**EXTRACTED ENTRIES**.
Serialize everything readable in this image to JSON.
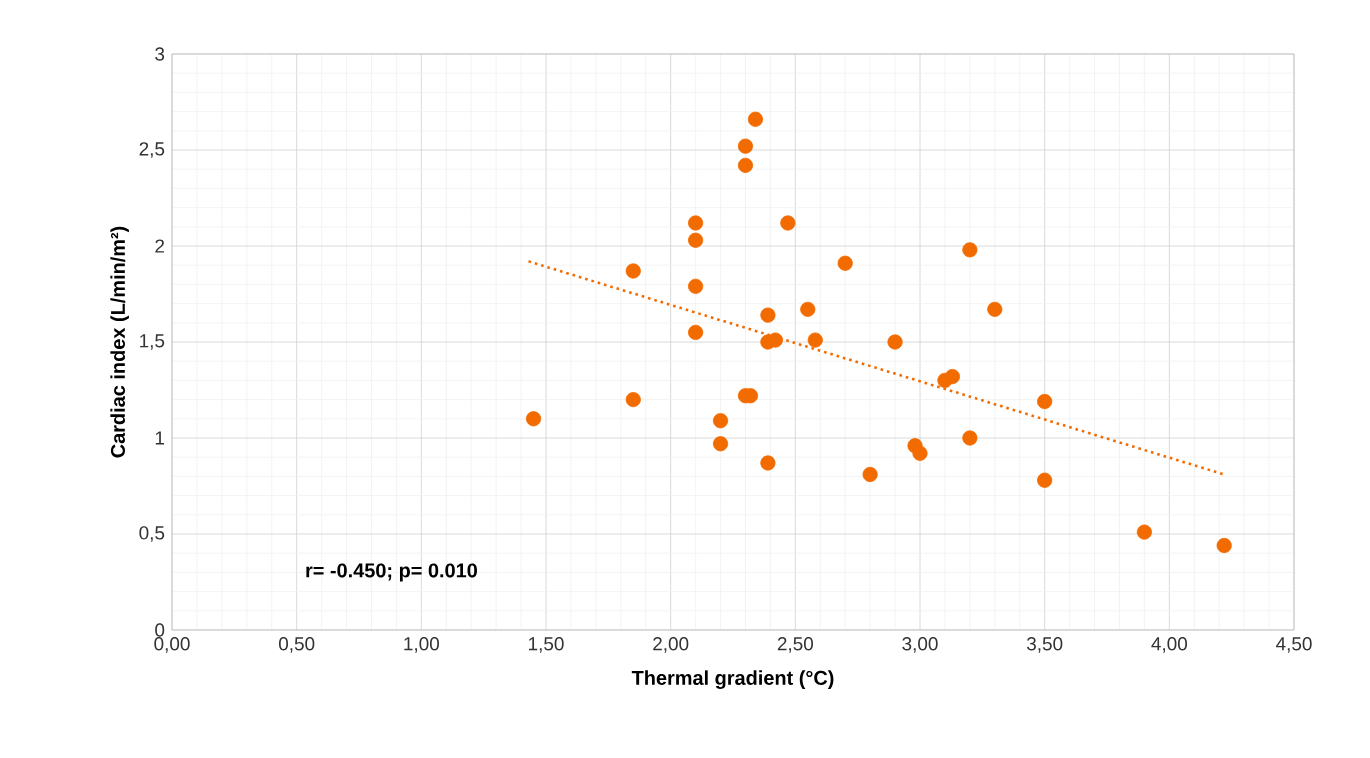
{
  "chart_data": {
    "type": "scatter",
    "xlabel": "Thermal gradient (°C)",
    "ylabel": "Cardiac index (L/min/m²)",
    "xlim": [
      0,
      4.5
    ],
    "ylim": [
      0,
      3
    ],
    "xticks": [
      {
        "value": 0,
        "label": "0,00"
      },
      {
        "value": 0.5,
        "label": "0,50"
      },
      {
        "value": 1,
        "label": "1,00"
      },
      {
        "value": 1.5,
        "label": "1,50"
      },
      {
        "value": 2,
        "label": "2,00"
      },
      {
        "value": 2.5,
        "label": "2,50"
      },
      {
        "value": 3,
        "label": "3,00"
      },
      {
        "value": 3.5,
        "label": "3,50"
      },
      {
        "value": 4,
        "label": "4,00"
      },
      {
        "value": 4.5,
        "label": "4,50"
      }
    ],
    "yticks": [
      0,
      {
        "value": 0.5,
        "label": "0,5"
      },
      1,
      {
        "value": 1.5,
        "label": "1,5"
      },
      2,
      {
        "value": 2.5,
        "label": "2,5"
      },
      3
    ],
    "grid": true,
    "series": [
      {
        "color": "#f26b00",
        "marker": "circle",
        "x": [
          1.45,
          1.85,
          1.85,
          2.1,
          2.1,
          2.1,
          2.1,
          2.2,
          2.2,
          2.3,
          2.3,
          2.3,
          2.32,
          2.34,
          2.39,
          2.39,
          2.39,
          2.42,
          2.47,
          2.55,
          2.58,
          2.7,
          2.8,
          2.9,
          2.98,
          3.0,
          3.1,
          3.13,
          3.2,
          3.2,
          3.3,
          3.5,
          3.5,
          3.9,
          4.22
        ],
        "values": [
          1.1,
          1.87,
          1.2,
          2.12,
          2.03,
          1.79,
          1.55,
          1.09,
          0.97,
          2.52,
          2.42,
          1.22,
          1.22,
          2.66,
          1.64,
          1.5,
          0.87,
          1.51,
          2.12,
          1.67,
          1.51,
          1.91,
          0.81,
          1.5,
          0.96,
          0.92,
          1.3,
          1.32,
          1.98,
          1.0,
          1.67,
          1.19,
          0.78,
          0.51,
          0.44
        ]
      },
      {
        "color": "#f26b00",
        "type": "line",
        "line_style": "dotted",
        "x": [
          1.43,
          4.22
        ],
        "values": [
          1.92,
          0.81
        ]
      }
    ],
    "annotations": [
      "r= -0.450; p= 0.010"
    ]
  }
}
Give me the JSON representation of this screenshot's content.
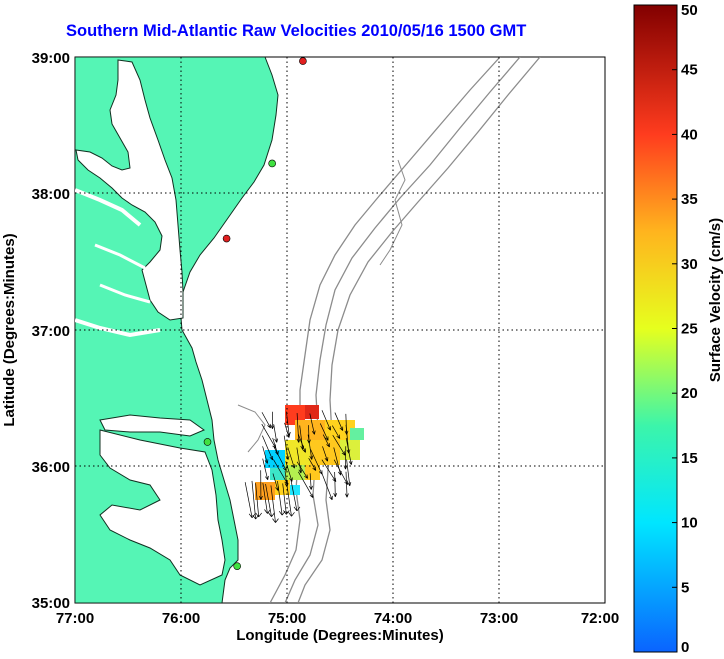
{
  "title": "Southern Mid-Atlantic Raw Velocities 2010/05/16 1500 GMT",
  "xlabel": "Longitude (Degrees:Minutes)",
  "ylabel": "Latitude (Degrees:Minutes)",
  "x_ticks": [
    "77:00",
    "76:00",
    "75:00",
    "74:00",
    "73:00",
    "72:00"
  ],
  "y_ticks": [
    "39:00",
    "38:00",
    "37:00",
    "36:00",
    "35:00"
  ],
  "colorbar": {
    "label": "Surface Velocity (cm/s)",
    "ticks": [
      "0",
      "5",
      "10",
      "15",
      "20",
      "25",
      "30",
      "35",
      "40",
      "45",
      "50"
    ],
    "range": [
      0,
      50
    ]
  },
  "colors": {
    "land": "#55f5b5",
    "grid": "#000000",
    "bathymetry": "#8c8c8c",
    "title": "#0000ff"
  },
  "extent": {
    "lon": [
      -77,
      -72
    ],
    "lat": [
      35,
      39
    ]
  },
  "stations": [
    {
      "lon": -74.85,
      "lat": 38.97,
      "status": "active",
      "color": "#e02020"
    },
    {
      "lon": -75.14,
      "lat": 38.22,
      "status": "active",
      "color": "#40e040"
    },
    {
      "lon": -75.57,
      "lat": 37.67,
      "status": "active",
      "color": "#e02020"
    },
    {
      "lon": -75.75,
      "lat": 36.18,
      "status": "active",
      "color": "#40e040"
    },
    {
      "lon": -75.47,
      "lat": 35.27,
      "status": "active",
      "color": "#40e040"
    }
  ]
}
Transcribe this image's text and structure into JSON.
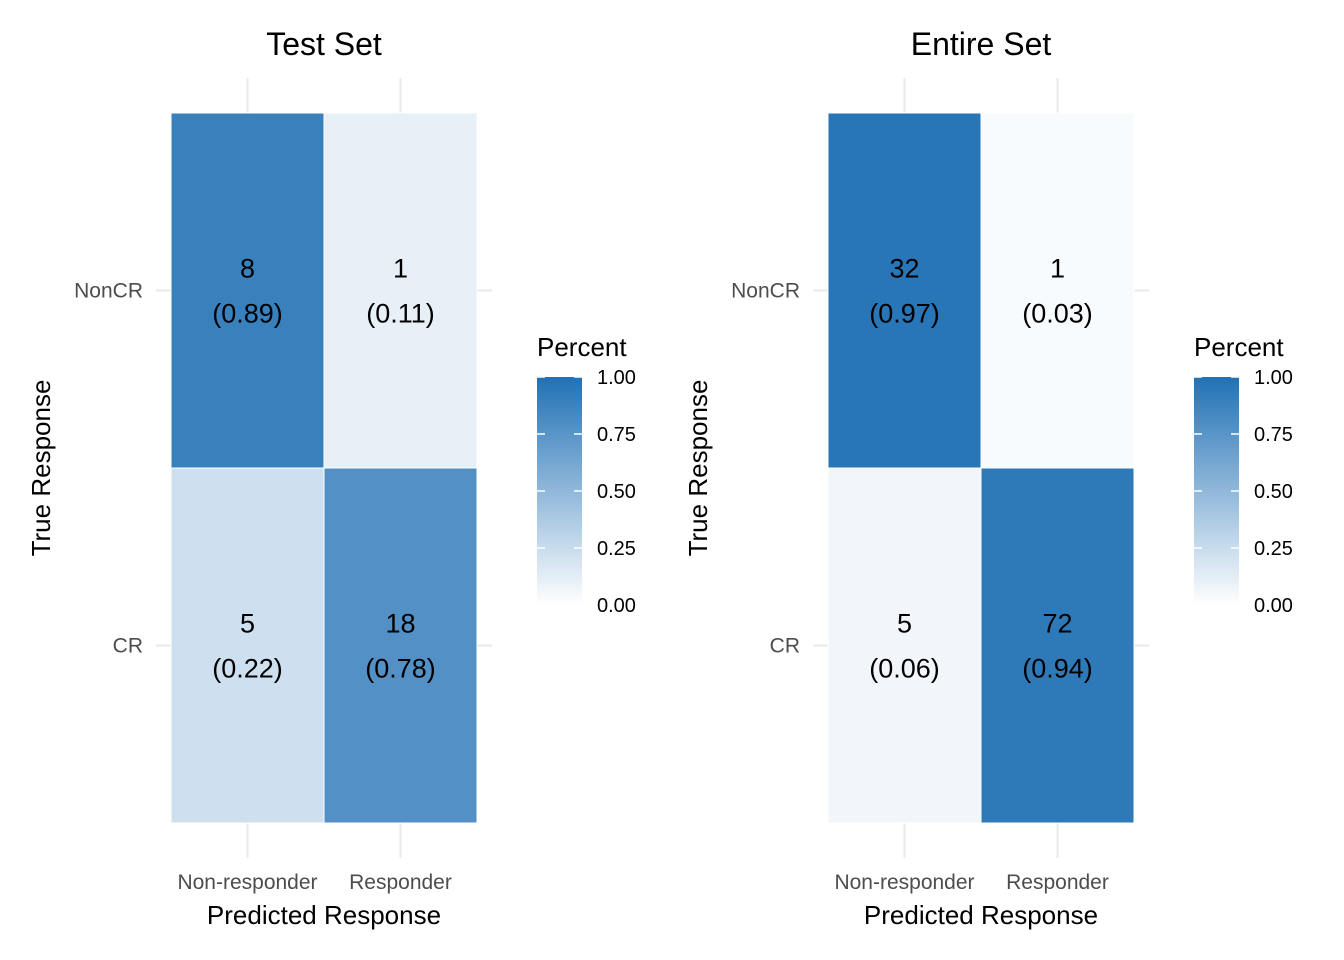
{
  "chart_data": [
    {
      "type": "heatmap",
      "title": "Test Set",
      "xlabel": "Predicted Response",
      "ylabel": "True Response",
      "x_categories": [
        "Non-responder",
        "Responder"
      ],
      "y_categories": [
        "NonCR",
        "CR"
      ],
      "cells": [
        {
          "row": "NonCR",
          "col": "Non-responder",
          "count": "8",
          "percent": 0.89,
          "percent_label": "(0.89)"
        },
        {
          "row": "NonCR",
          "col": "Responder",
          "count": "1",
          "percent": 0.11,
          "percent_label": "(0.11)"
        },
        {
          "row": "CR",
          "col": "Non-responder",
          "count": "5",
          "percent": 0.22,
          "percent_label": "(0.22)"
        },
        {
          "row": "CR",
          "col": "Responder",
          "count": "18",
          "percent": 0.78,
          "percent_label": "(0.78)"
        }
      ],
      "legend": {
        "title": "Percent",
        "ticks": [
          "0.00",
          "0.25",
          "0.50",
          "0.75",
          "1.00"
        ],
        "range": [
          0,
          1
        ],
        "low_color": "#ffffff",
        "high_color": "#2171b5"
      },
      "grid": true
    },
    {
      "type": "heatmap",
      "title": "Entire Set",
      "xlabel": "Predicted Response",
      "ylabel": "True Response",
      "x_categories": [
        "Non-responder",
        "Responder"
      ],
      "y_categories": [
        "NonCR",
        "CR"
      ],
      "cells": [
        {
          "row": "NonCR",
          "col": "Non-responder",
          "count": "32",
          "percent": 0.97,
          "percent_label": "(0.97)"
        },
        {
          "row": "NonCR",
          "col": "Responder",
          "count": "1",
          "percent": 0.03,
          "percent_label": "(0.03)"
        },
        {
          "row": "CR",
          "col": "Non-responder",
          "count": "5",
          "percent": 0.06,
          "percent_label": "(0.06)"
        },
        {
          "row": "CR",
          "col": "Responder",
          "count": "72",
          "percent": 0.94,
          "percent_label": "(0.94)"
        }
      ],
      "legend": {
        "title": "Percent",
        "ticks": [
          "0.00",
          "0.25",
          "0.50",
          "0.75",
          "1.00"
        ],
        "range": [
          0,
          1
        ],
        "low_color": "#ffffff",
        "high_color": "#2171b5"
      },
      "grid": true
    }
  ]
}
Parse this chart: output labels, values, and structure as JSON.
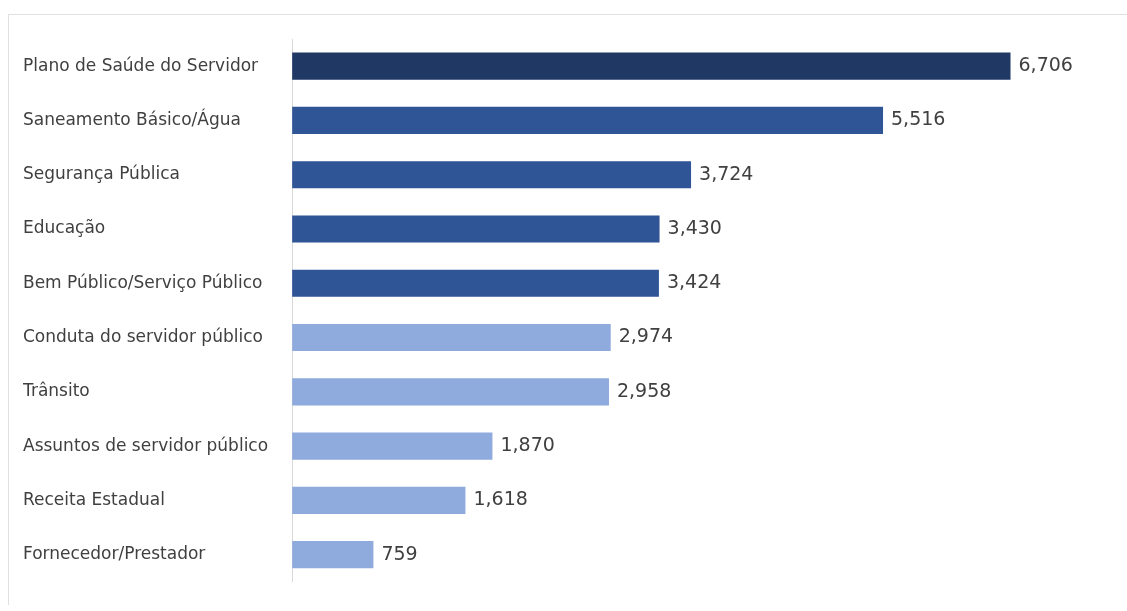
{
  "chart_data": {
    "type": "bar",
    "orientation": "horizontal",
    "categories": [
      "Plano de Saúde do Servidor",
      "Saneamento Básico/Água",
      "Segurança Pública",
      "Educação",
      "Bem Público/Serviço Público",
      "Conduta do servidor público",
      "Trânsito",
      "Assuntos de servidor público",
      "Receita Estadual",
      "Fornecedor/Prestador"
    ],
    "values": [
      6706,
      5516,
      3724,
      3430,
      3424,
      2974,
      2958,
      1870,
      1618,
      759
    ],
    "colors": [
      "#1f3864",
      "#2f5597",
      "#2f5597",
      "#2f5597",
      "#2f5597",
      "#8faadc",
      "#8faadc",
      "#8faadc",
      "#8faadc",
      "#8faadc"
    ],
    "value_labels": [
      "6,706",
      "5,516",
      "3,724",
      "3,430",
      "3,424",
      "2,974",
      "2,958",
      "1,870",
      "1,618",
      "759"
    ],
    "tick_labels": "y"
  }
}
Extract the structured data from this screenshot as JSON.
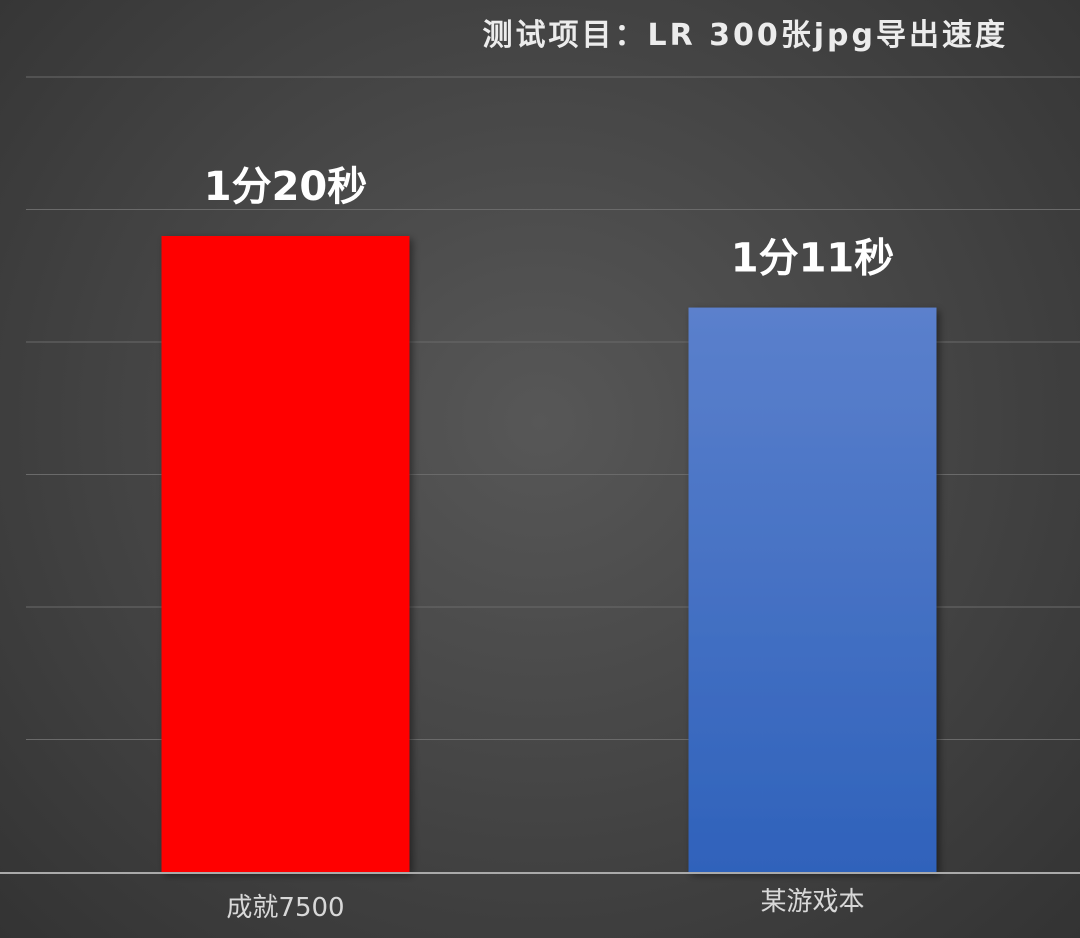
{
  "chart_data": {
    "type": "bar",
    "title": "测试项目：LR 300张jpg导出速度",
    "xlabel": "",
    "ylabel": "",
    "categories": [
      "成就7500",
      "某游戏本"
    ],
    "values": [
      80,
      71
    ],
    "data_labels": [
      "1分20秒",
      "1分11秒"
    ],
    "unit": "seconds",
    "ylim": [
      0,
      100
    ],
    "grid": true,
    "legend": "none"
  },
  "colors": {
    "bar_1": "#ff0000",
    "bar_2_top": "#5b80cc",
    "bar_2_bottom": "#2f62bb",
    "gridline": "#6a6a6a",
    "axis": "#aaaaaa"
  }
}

**GIVEN PROBLEM**.
List every line in the records above that contains the word "count".

**SOLUTION**.
          "count": "8",
          "count": "1",
          "count": "5",
          "count": "18",
          "count": "32",
          "count": "1",
          "count": "5",
          "count": "72",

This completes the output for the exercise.